• _Exercise description_
Repeat the records word for word, excluding any picture.

Records that describe figures:
=-=-=

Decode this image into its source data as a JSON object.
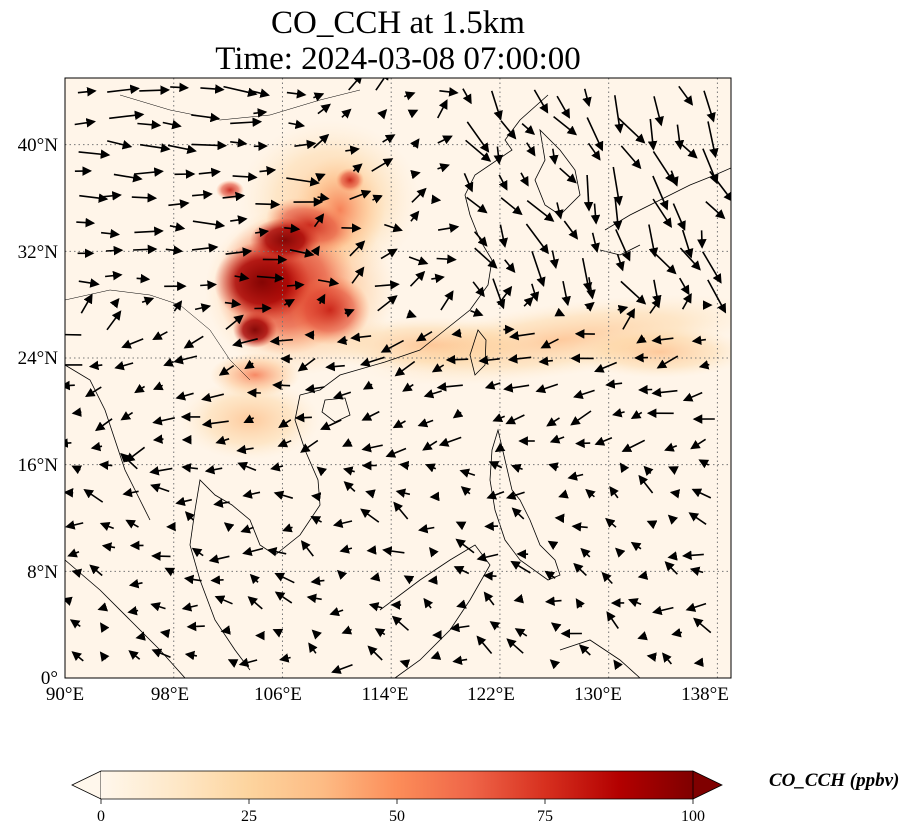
{
  "title": {
    "line1": "CO_CCH at 1.5km",
    "line2": "Time: 2024-03-08 07:00:00"
  },
  "map": {
    "projection": "PlateCarree",
    "lon_range": [
      90,
      139
    ],
    "lat_range": [
      0,
      45
    ],
    "lon_ticks": [
      "90°E",
      "98°E",
      "106°E",
      "114°E",
      "122°E",
      "130°E",
      "138°E"
    ],
    "lon_tick_values": [
      90,
      98,
      106,
      114,
      122,
      130,
      138
    ],
    "lat_ticks": [
      "0°",
      "8°N",
      "16°N",
      "24°N",
      "32°N",
      "40°N"
    ],
    "lat_tick_values": [
      0,
      8,
      16,
      24,
      32,
      40
    ],
    "gridlines": "dotted",
    "coastlines": true,
    "wind_vectors": true
  },
  "colorbar": {
    "label": "CO_CCH (ppbv)",
    "colormap": "OrRd",
    "min": 0,
    "max": 100,
    "ticks": [
      "0",
      "25",
      "50",
      "75",
      "100"
    ],
    "tick_values": [
      0,
      25,
      50,
      75,
      100
    ],
    "extend": "both",
    "colors": [
      "#fff7ec",
      "#fee8c8",
      "#fdd49e",
      "#fdbb84",
      "#fc8d59",
      "#ef6548",
      "#d7301f",
      "#b30000",
      "#7f0000"
    ]
  },
  "chart_data": {
    "type": "heatmap",
    "variable": "CO_CCH",
    "units": "ppbv",
    "height_km": 1.5,
    "time": "2024-03-08 07:00:00",
    "plumes": [
      {
        "lon": 104.5,
        "lat": 29.5,
        "value": 100
      },
      {
        "lon": 107.5,
        "lat": 31.5,
        "value": 90
      },
      {
        "lon": 109.0,
        "lat": 28.5,
        "value": 75
      },
      {
        "lon": 106.0,
        "lat": 34.5,
        "value": 60
      },
      {
        "lon": 110.0,
        "lat": 35.5,
        "value": 40
      },
      {
        "lon": 103.5,
        "lat": 23.5,
        "value": 55
      },
      {
        "lon": 116.0,
        "lat": 25.0,
        "value": 25
      },
      {
        "lon": 125.0,
        "lat": 26.0,
        "value": 20
      },
      {
        "lon": 133.0,
        "lat": 24.5,
        "value": 20
      }
    ]
  }
}
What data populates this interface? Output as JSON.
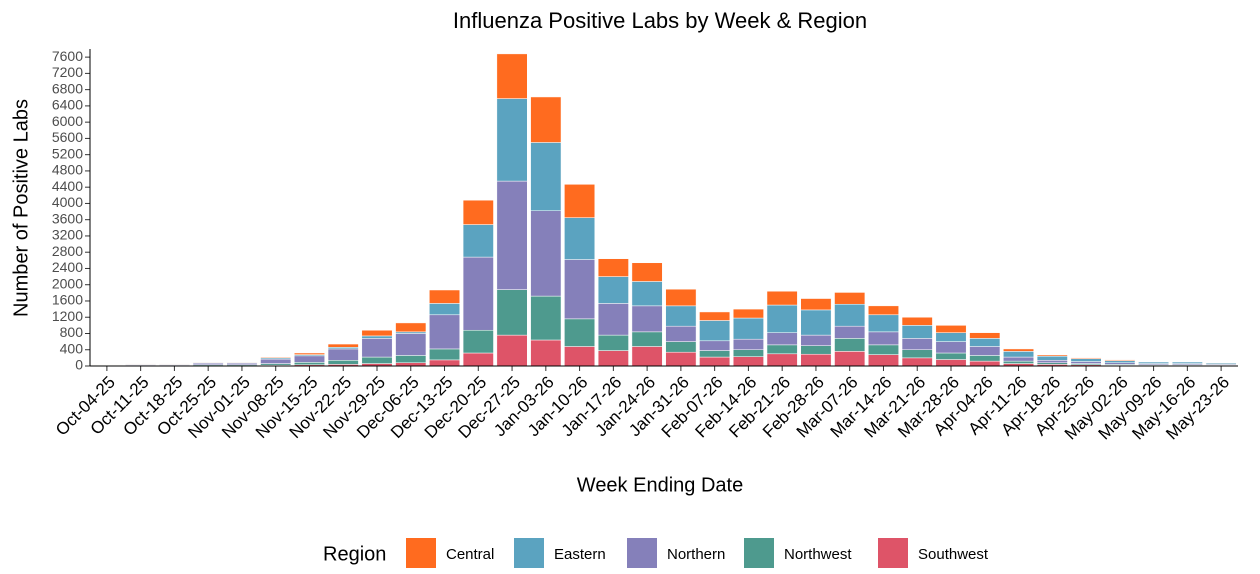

=-=-=

• _Written response_
Decode this image into its source data as a JSON object.
{
  "title": {
    "line1": "CO_CCH at 1.5km",
    "line2": "Time: 2024-03-08 07:00:00"
  },
  "map": {
    "projection": "PlateCarree",
    "lon_range": [
      90,
      139
    ],
    "lat_range": [
      0,
      45
    ],
    "lon_ticks": [
      "90°E",
      "98°E",
      "106°E",
      "114°E",
      "122°E",
      "130°E",
      "138°E"
    ],
    "lon_tick_values": [
      90,
      98,
      106,
      114,
      122,
      130,
      138
    ],
    "lat_ticks": [
      "0°",
      "8°N",
      "16°N",
      "24°N",
      "32°N",
      "40°N"
    ],
    "lat_tick_values": [
      0,
      8,
      16,
      24,
      32,
      40
    ],
    "gridlines": "dotted",
    "coastlines": true,
    "wind_vectors": true
  },
  "colorbar": {
    "label": "CO_CCH (ppbv)",
    "colormap": "OrRd",
    "min": 0,
    "max": 100,
    "ticks": [
      "0",
      "25",
      "50",
      "75",
      "100"
    ],
    "tick_values": [
      0,
      25,
      50,
      75,
      100
    ],
    "extend": "both",
    "colors": [
      "#fff7ec",
      "#fee8c8",
      "#fdd49e",
      "#fdbb84",
      "#fc8d59",
      "#ef6548",
      "#d7301f",
      "#b30000",
      "#7f0000"
    ]
  },
  "chart_data": {
    "type": "heatmap",
    "variable": "CO_CCH",
    "units": "ppbv",
    "height_km": 1.5,
    "time": "2024-03-08 07:00:00",
    "plumes": [
      {
        "lon": 104.5,
        "lat": 29.5,
        "value": 100
      },
      {
        "lon": 107.5,
        "lat": 31.5,
        "value": 90
      },
      {
        "lon": 109.0,
        "lat": 28.5,
        "value": 75
      },
      {
        "lon": 106.0,
        "lat": 34.5,
        "value": 60
      },
      {
        "lon": 110.0,
        "lat": 35.5,
        "value": 40
      },
      {
        "lon": 103.5,
        "lat": 23.5,
        "value": 55
      },
      {
        "lon": 116.0,
        "lat": 25.0,
        "value": 25
      },
      {
        "lon": 125.0,
        "lat": 26.0,
        "value": 20
      },
      {
        "lon": 133.0,
        "lat": 24.5,
        "value": 20
      }
    ]
  }
}
What data populates this interface? Output as JSON.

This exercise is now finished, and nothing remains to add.